Dataset rows:
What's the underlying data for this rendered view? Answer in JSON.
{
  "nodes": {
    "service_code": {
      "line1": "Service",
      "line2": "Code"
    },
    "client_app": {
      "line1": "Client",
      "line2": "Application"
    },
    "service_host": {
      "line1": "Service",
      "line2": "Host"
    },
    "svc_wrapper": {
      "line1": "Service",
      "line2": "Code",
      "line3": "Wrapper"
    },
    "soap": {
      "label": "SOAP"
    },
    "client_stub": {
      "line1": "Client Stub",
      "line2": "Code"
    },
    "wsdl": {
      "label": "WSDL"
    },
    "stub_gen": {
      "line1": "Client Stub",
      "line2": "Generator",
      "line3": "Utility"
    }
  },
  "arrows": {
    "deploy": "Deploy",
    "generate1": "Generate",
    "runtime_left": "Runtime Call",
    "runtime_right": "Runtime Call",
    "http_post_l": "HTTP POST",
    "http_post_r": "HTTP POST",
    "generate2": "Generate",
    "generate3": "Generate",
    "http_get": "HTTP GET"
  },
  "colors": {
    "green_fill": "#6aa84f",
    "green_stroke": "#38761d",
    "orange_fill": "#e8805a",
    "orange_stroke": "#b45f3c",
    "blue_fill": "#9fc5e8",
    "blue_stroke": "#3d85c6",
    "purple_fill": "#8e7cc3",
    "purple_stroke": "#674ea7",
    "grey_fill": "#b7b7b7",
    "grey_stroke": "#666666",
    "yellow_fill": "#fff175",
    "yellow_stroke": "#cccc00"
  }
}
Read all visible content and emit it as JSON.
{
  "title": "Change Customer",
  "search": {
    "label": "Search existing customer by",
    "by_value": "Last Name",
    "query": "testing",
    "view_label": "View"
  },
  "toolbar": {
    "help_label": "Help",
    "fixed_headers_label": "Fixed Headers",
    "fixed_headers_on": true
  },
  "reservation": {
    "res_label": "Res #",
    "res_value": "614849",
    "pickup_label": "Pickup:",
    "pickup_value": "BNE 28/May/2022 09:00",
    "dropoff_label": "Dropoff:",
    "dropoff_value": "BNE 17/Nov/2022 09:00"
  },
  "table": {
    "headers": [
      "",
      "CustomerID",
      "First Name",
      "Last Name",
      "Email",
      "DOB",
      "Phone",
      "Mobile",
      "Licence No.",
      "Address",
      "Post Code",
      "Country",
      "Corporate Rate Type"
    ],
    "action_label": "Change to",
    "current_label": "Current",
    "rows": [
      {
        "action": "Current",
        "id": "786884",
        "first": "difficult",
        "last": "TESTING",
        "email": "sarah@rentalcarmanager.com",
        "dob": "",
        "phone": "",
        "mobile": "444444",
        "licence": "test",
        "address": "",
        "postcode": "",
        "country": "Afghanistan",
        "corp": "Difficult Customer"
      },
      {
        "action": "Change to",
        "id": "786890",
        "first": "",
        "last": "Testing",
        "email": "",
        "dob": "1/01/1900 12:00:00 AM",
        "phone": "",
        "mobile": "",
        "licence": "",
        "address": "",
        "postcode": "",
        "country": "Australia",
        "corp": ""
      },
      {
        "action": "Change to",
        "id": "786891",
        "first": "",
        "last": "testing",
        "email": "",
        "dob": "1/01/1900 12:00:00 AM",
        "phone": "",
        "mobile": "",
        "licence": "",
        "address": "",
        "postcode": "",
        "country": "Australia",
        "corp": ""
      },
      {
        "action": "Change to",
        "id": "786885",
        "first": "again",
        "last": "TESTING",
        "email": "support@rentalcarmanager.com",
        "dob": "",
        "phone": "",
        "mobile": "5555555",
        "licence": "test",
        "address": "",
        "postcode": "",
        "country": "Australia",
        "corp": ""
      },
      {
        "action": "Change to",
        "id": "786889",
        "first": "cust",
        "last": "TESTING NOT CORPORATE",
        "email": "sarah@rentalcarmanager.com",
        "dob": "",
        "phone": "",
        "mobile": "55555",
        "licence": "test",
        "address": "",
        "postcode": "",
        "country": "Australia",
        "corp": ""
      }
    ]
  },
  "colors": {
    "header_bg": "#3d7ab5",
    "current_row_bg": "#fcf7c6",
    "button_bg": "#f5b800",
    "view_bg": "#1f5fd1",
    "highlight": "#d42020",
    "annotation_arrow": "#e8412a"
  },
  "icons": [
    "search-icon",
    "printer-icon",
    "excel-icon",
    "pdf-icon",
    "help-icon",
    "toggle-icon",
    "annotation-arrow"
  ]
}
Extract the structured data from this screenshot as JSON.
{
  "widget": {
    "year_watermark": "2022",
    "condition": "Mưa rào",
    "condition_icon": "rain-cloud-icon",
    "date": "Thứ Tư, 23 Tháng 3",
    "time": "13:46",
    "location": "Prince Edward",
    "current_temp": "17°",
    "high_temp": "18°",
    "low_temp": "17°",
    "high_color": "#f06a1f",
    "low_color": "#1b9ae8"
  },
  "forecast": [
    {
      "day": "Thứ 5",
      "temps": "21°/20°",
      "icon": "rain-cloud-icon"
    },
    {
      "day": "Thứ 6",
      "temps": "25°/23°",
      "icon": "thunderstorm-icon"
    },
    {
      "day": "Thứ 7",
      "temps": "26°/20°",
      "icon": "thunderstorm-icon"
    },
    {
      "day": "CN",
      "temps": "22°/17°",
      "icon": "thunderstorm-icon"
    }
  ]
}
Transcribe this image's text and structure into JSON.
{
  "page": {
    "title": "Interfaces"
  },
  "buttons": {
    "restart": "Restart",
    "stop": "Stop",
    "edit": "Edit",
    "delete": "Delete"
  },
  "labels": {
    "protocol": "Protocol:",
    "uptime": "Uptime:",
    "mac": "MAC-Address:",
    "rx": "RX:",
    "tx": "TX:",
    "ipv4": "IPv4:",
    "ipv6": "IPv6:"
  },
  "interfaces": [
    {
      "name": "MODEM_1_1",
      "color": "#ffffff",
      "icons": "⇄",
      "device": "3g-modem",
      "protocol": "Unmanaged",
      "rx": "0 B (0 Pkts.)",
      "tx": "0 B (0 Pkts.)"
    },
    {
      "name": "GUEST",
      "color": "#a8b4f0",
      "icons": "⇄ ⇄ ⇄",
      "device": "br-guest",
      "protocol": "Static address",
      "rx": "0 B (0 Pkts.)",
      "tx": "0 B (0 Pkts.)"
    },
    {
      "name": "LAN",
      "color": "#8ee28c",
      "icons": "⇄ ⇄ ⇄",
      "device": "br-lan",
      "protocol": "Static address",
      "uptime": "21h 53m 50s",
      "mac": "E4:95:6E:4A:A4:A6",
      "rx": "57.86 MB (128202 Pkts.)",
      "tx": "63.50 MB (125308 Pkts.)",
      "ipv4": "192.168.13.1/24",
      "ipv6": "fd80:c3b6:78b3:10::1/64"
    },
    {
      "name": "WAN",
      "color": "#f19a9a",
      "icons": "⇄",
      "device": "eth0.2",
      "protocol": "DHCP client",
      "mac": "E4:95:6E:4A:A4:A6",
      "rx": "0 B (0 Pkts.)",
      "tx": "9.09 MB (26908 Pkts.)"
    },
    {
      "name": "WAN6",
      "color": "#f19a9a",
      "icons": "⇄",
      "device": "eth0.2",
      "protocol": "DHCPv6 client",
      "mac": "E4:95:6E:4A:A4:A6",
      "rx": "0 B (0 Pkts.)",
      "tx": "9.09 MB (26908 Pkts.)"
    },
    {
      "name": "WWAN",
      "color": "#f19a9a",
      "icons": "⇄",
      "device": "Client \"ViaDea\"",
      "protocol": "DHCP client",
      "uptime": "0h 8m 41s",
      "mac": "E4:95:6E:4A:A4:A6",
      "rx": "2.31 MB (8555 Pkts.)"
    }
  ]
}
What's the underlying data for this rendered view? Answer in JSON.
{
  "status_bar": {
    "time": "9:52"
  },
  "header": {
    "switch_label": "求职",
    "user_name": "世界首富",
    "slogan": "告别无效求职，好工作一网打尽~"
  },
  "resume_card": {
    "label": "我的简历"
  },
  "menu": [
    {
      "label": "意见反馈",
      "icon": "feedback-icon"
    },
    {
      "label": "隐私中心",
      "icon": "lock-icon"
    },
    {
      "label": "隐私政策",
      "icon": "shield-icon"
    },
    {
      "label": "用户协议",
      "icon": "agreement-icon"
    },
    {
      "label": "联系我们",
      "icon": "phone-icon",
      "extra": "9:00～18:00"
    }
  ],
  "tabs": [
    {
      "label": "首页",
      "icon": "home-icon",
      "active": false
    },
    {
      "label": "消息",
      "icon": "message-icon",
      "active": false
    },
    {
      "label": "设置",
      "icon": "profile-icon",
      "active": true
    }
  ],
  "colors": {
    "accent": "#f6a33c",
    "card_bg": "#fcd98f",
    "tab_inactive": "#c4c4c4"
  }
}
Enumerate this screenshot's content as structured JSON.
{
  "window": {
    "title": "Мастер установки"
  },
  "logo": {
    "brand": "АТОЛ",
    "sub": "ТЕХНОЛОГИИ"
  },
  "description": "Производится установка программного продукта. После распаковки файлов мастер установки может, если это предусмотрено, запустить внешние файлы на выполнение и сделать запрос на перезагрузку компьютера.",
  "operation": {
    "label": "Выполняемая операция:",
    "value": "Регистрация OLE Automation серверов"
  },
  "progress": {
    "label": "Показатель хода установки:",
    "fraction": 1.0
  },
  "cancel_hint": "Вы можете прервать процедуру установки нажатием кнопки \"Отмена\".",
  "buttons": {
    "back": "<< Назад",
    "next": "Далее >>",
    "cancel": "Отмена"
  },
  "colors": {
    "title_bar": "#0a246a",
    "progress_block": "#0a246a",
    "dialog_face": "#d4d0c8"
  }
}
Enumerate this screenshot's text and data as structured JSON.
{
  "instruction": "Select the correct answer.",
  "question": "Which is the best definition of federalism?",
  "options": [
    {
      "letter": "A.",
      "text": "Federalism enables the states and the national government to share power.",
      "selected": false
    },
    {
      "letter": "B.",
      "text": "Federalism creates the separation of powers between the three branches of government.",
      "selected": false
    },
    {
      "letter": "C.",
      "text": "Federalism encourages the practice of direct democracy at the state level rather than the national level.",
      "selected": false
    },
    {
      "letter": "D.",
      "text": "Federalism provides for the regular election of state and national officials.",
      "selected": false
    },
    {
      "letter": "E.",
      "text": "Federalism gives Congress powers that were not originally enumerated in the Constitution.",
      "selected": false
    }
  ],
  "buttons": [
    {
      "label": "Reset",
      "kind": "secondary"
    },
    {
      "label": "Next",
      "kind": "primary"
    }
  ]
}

Description of the task:
Starting from the line with "Enumerate this screenshot's content" and ending with the final line of the data, quote every line exactly, both ends included.

Exercise output:
Enumerate this screenshot's content as structured JSON.
{
  "window": {
    "title": "Мастер установки"
  },
  "logo": {
    "brand": "АТОЛ",
    "sub": "ТЕХНОЛОГИИ"
  },
  "description": "Производится установка программного продукта. После распаковки файлов мастер установки может, если это предусмотрено, запустить внешние файлы на выполнение и сделать запрос на перезагрузку компьютера.",
  "operation": {
    "label": "Выполняемая операция:",
    "value": "Регистрация OLE Automation серверов"
  },
  "progress": {
    "label": "Показатель хода установки:",
    "fraction": 1.0
  },
  "cancel_hint": "Вы можете прервать процедуру установки нажатием кнопки \"Отмена\".",
  "buttons": {
    "back": "<< Назад",
    "next": "Далее >>",
    "cancel": "Отмена"
  },
  "colors": {
    "title_bar": "#0a246a",
    "progress_block": "#0a246a",
    "dialog_face": "#d4d0c8"
  }
}
Enumerate this screenshot's text and data as structured JSON.
{
  "instruction": "Select the correct answer.",
  "question": "Which is the best definition of federalism?",
  "options": [
    {
      "letter": "A.",
      "text": "Federalism enables the states and the national government to share power.",
      "selected": false
    },
    {
      "letter": "B.",
      "text": "Federalism creates the separation of powers between the three branches of government.",
      "selected": false
    },
    {
      "letter": "C.",
      "text": "Federalism encourages the practice of direct democracy at the state level rather than the national level.",
      "selected": false
    },
    {
      "letter": "D.",
      "text": "Federalism provides for the regular election of state and national officials.",
      "selected": false
    },
    {
      "letter": "E.",
      "text": "Federalism gives Congress powers that were not originally enumerated in the Constitution.",
      "selected": false
    }
  ],
  "buttons": [
    {
      "label": "Reset",
      "kind": "secondary"
    },
    {
      "label": "Next",
      "kind": "primary"
    }
  ]
}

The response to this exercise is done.